··· Input material ···

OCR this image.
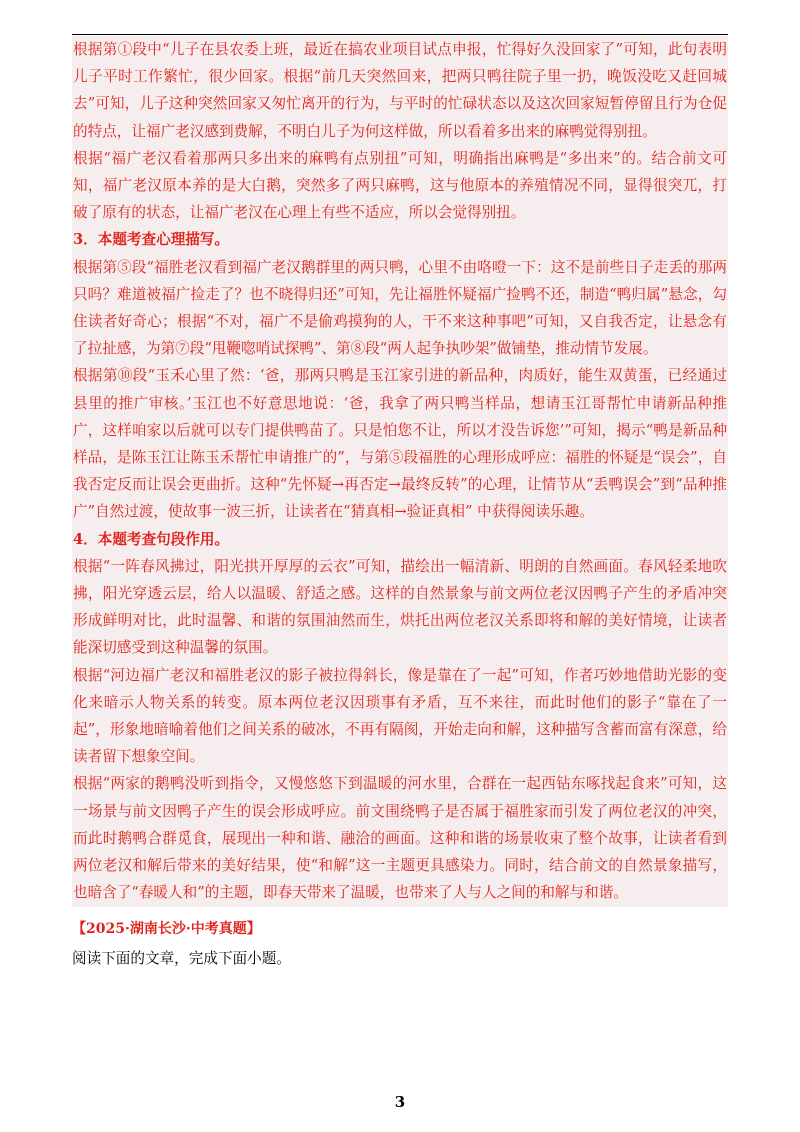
根据第①段中“儿子在县农委上班，最近在搞农业项目试点申报，忙得好久没回家了”可知，此句表明儿子平时工作繁忙，很少回家。根据“前几天突然回来，把两只鸭往院子里一扔，晚饭没吃又赶回城去”可知，儿子这种突然回家又匆忙离开的行为，与平时的忙碌状态以及这次回家短暂停留且行为仓促的特点，让福广老汉感到费解，不明白儿子为何这样做，所以看着多出来的麻鸭觉得别扭。

根据“福广老汉看着那两只多出来的麻鸭有点别扭”可知，明确指出麻鸭是“多出来”的。结合前文可知，福广老汉原本养的是大白鹅，突然多了两只麻鸭，这与他原本的养殖情况不同，显得很突兀，打破了原有的状态，让福广老汉在心理上有些不适应，所以会觉得别扭。

3．本题考查心理描写。

根据第⑤段“福胜老汉看到福广老汉鹅群里的两只鸭，心里不由咯噔一下：这不是前些日子走丢的那两只吗？难道被福广捡走了？也不晓得归还”可知，先让福胜怀疑福广捡鸭不还，制造“鸭归属”悬念，勾住读者好奇心；根据“不对，福广不是偷鸡摸狗的人，干不来这种事吧”可知，又自我否定，让悬念有了拉扯感，为第⑦段“甩鞭唿哨试探鸭”、第⑧段“两人起争执吵架”做铺垫，推动情节发展。

根据第⑩段“玉禾心里了然：‘爸，那两只鸭是玉江家引进的新品种，肉质好，能生双黄蛋，已经通过县里的推广审核。’玉江也不好意思地说：‘爸，我拿了两只鸭当样品，想请玉江哥帮忙申请新品种推广，这样咱家以后就可以专门提供鸭苗了。只是怕您不让，所以才没告诉您’”可知，揭示“鸭是新品种样品，是陈玉江让陈玉禾帮忙申请推广的”，与第⑤段福胜的心理形成呼应：福胜的怀疑是“误会”，自我否定反而让误会更曲折。这种“先怀疑→再否定→最终反转”的心理，让情节从“丢鸭误会”到“品种推广”自然过渡，使故事一波三折，让读者在“猜真相→验证真相” 中获得阅读乐趣。

4．本题考查句段作用。

根据“一阵春风拂过，阳光拱开厚厚的云衣”可知，描绘出一幅清新、明朗的自然画面。春风轻柔地吹拂，阳光穿透云层，给人以温暖、舒适之感。这样的自然景象与前文两位老汉因鸭子产生的矛盾冲突形成鲜明对比，此时温馨、和谐的氛围油然而生，烘托出两位老汉关系即将和解的美好情境，让读者能深切感受到这种温馨的氛围。

根据“河边福广老汉和福胜老汉的影子被拉得斜长，像是靠在了一起”可知，作者巧妙地借助光影的变化来暗示人物关系的转变。原本两位老汉因琐事有矛盾，互不来往，而此时他们的影子“靠在了一起”，形象地暗喻着他们之间关系的破冰，不再有隔阂，开始走向和解，这种描写含蓄而富有深意，给读者留下想象空间。

根据“两家的鹅鸭没听到指令，又慢悠悠下到温暖的河水里，合群在一起西钻东啄找起食来”可知，这一场景与前文因鸭子产生的误会形成呼应。前文围绕鸭子是否属于福胜家而引发了两位老汉的冲突，而此时鹅鸭合群觅食，展现出一种和谐、融洽的画面。这种和谐的场景收束了整个故事，让读者看到两位老汉和解后带来的美好结果，使“和解”这一主题更具感染力。同时，结合前文的自然景象描写，也暗含了“春暖人和”的主题，即春天带来了温暖，也带来了人与人之间的和解与和谐。

【2025·湖南长沙·中考真题】
阅读下面的文章，完成下面小题。
3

···

**What you will do**
Repeat each record exactly, with the pictures left out.

**Exercise result**
OCR this image.
根据第①段中“儿子在县农委上班，最近在搞农业项目试点申报，忙得好久没回家了”可知，此句表明儿子平时工作繁忙，很少回家。根据“前几天突然回来，把两只鸭往院子里一扔，晚饭没吃又赶回城去”可知，儿子这种突然回家又匆忙离开的行为，与平时的忙碌状态以及这次回家短暂停留且行为仓促的特点，让福广老汉感到费解，不明白儿子为何这样做，所以看着多出来的麻鸭觉得别扭。

根据“福广老汉看着那两只多出来的麻鸭有点别扭”可知，明确指出麻鸭是“多出来”的。结合前文可知，福广老汉原本养的是大白鹅，突然多了两只麻鸭，这与他原本的养殖情况不同，显得很突兀，打破了原有的状态，让福广老汉在心理上有些不适应，所以会觉得别扭。

3．本题考查心理描写。

根据第⑤段“福胜老汉看到福广老汉鹅群里的两只鸭，心里不由咯噔一下：这不是前些日子走丢的那两只吗？难道被福广捡走了？也不晓得归还”可知，先让福胜怀疑福广捡鸭不还，制造“鸭归属”悬念，勾住读者好奇心；根据“不对，福广不是偷鸡摸狗的人，干不来这种事吧”可知，又自我否定，让悬念有了拉扯感，为第⑦段“甩鞭唿哨试探鸭”、第⑧段“两人起争执吵架”做铺垫，推动情节发展。

根据第⑩段“玉禾心里了然：‘爸，那两只鸭是玉江家引进的新品种，肉质好，能生双黄蛋，已经通过县里的推广审核。’玉江也不好意思地说：‘爸，我拿了两只鸭当样品，想请玉江哥帮忙申请新品种推广，这样咱家以后就可以专门提供鸭苗了。只是怕您不让，所以才没告诉您’”可知，揭示“鸭是新品种样品，是陈玉江让陈玉禾帮忙申请推广的”，与第⑤段福胜的心理形成呼应：福胜的怀疑是“误会”，自我否定反而让误会更曲折。这种“先怀疑→再否定→最终反转”的心理，让情节从“丢鸭误会”到“品种推广”自然过渡，使故事一波三折，让读者在“猜真相→验证真相” 中获得阅读乐趣。

4．本题考查句段作用。

根据“一阵春风拂过，阳光拱开厚厚的云衣”可知，描绘出一幅清新、明朗的自然画面。春风轻柔地吹拂，阳光穿透云层，给人以温暖、舒适之感。这样的自然景象与前文两位老汉因鸭子产生的矛盾冲突形成鲜明对比，此时温馨、和谐的氛围油然而生，烘托出两位老汉关系即将和解的美好情境，让读者能深切感受到这种温馨的氛围。

根据“河边福广老汉和福胜老汉的影子被拉得斜长，像是靠在了一起”可知，作者巧妙地借助光影的变化来暗示人物关系的转变。原本两位老汉因琐事有矛盾，互不来往，而此时他们的影子“靠在了一起”，形象地暗喻着他们之间关系的破冰，不再有隔阂，开始走向和解，这种描写含蓄而富有深意，给读者留下想象空间。

根据“两家的鹅鸭没听到指令，又慢悠悠下到温暖的河水里，合群在一起西钻东啄找起食来”可知，这一场景与前文因鸭子产生的误会形成呼应。前文围绕鸭子是否属于福胜家而引发了两位老汉的冲突，而此时鹅鸭合群觅食，展现出一种和谐、融洽的画面。这种和谐的场景收束了整个故事，让读者看到两位老汉和解后带来的美好结果，使“和解”这一主题更具感染力。同时，结合前文的自然景象描写，也暗含了“春暖人和”的主题，即春天带来了温暖，也带来了人与人之间的和解与和谐。

【2025·湖南长沙·中考真题】
阅读下面的文章，完成下面小题。
3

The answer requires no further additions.